[Exercise details]:
Where a line holds "momento", copy it.

··· Given information ···

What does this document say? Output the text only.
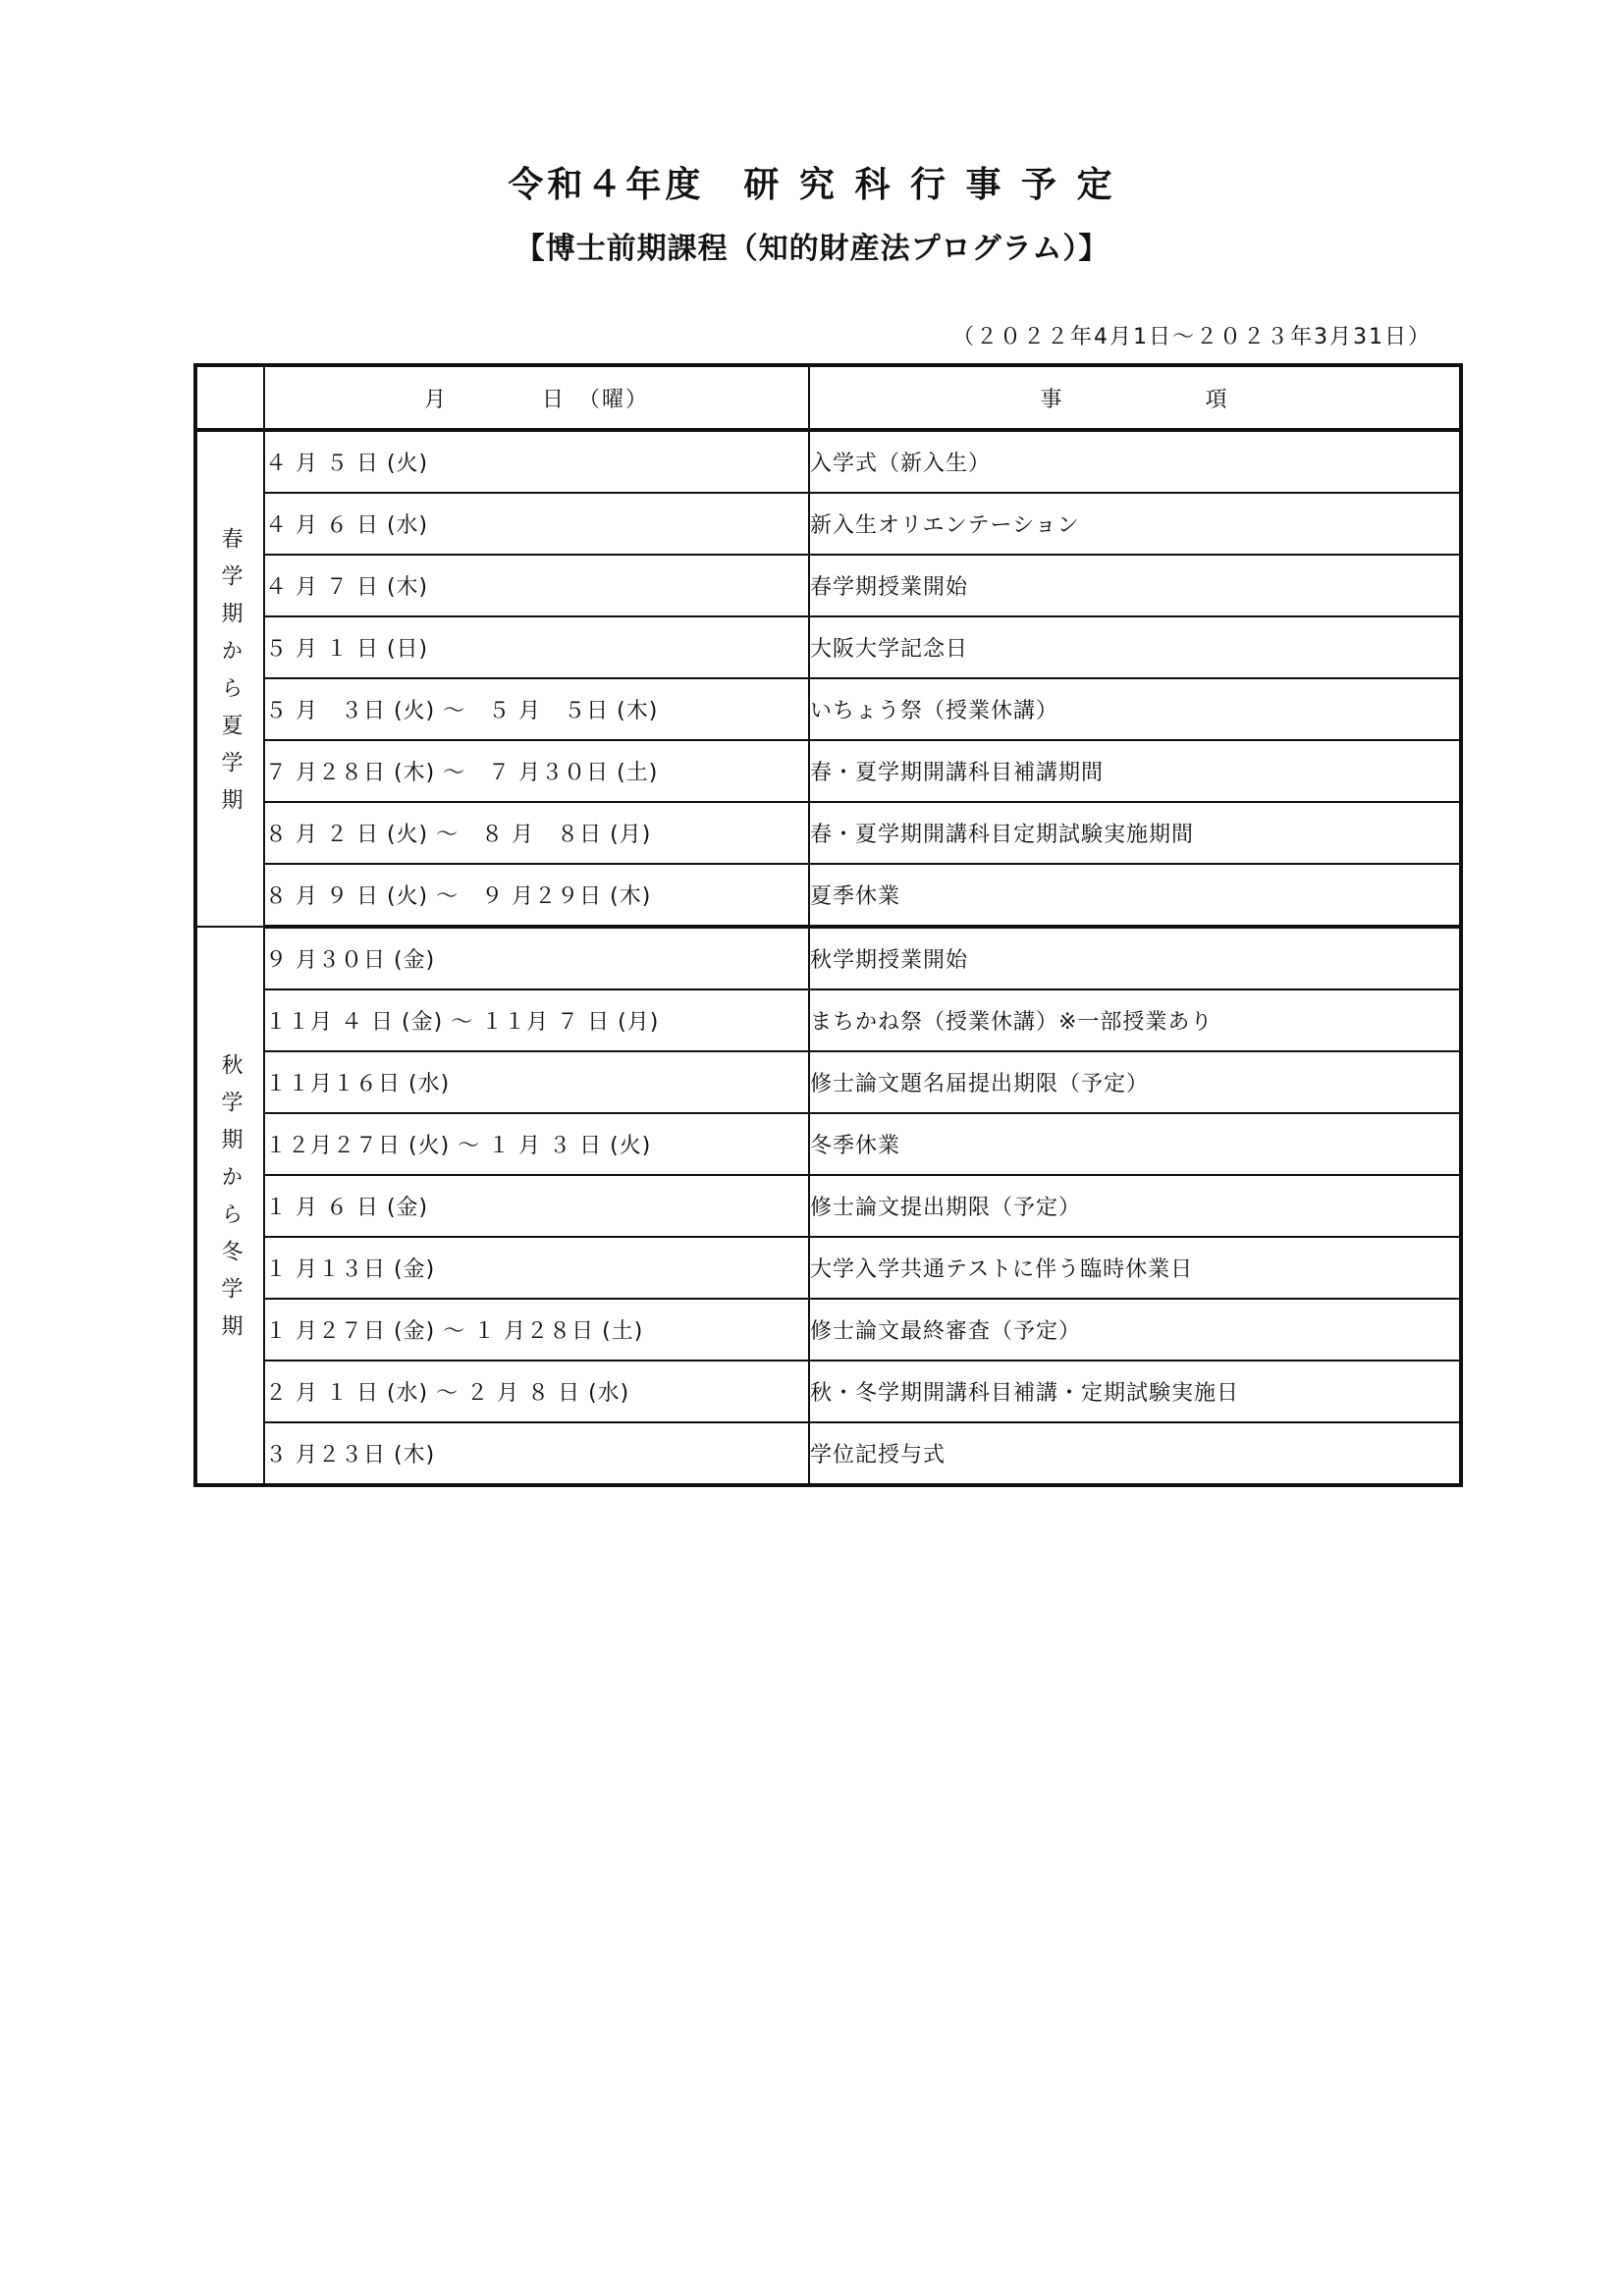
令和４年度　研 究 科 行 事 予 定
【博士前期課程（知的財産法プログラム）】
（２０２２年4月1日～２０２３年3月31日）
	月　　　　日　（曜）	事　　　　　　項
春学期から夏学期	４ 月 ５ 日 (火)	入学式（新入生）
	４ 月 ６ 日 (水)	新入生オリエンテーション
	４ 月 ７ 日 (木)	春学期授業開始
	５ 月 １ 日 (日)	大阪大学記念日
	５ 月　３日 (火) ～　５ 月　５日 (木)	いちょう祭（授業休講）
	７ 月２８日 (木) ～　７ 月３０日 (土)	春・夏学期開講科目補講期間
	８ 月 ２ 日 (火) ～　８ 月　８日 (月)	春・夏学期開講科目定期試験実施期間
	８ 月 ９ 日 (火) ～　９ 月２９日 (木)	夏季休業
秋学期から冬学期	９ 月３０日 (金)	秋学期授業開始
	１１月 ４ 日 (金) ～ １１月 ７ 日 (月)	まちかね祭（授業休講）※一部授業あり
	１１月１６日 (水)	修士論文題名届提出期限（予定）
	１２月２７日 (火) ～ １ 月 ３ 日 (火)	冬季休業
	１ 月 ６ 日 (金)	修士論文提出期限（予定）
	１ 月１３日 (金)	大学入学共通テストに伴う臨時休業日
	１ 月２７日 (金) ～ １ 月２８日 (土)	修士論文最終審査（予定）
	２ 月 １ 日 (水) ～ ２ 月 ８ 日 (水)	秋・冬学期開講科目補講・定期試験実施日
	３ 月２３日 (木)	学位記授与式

···
··· Given information ···

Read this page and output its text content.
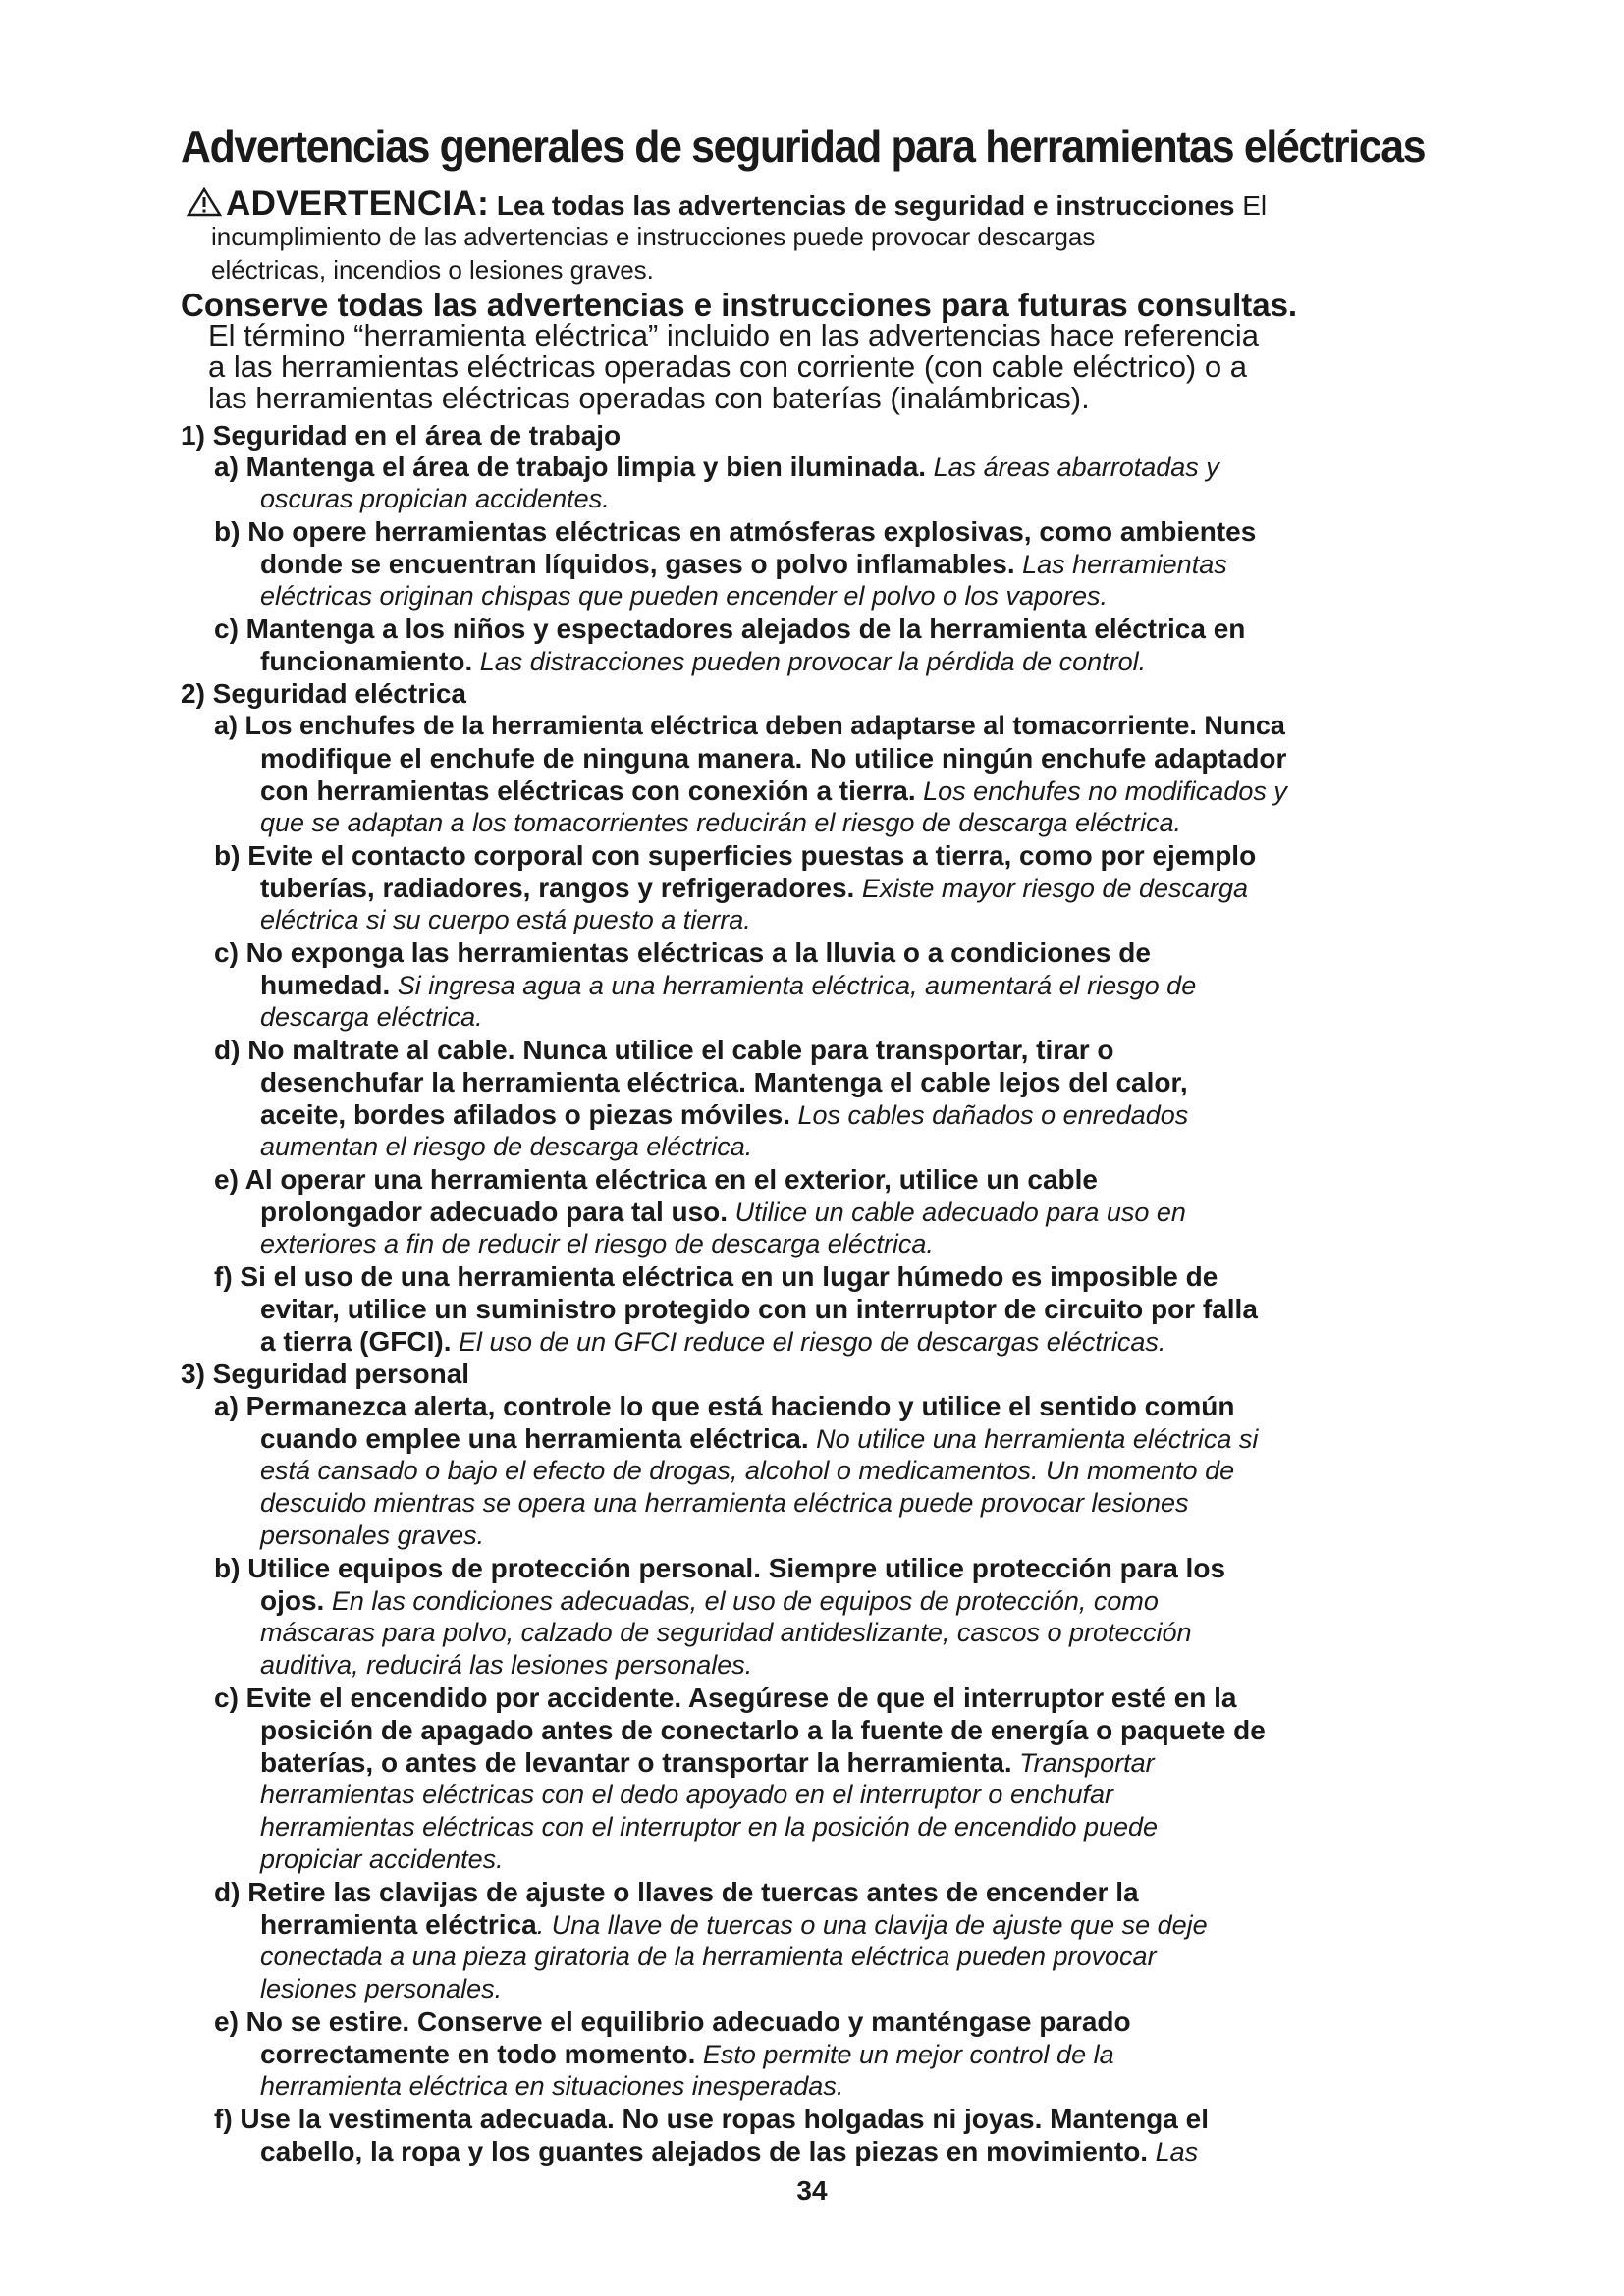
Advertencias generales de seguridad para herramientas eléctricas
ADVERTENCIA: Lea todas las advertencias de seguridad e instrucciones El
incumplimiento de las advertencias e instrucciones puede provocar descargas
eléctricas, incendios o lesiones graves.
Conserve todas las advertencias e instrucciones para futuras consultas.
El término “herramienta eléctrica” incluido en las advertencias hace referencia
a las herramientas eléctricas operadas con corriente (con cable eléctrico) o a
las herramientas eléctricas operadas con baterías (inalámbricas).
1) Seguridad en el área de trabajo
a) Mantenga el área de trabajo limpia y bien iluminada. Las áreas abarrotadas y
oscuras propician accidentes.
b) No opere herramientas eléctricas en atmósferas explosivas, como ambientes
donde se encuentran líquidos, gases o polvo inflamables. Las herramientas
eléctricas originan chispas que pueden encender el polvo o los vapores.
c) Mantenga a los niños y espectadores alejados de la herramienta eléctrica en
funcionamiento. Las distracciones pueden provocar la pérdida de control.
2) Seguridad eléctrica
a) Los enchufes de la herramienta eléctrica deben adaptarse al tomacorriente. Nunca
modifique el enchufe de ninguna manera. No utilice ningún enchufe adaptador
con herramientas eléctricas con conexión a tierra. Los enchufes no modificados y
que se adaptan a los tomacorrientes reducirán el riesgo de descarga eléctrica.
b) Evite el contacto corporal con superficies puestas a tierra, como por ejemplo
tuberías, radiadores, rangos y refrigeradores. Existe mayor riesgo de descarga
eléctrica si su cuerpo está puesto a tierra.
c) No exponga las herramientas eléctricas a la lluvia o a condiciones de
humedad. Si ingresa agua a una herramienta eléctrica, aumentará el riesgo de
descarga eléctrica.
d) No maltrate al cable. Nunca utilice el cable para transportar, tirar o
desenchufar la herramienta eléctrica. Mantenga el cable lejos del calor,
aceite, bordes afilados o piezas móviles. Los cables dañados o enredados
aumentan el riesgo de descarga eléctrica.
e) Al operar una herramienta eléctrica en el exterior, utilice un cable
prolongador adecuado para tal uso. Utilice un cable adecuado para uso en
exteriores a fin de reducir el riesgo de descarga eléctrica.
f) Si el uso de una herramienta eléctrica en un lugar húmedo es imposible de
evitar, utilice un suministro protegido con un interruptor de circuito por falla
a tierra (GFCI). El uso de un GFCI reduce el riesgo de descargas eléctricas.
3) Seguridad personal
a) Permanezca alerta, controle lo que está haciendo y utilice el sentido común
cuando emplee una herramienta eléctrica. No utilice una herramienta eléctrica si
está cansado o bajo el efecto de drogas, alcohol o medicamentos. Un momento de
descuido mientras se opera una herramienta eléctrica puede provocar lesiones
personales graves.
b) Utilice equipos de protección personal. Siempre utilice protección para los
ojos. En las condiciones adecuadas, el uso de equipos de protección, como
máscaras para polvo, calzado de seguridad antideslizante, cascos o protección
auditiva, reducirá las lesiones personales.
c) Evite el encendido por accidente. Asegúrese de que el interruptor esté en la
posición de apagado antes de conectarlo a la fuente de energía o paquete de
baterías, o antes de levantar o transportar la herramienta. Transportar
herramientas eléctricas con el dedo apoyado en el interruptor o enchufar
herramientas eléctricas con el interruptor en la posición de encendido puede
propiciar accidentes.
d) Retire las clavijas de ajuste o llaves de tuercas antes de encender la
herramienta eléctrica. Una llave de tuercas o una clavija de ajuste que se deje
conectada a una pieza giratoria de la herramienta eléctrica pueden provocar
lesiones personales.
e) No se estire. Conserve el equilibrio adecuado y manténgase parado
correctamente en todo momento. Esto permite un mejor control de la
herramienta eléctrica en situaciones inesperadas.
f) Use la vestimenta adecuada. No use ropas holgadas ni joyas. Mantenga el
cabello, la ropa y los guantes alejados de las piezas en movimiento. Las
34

···

[Task answer]:
está cansado o bajo el efecto de drogas, alcohol o medicamentos. Un momento de
correctamente en todo momento. Esto permite un mejor control de la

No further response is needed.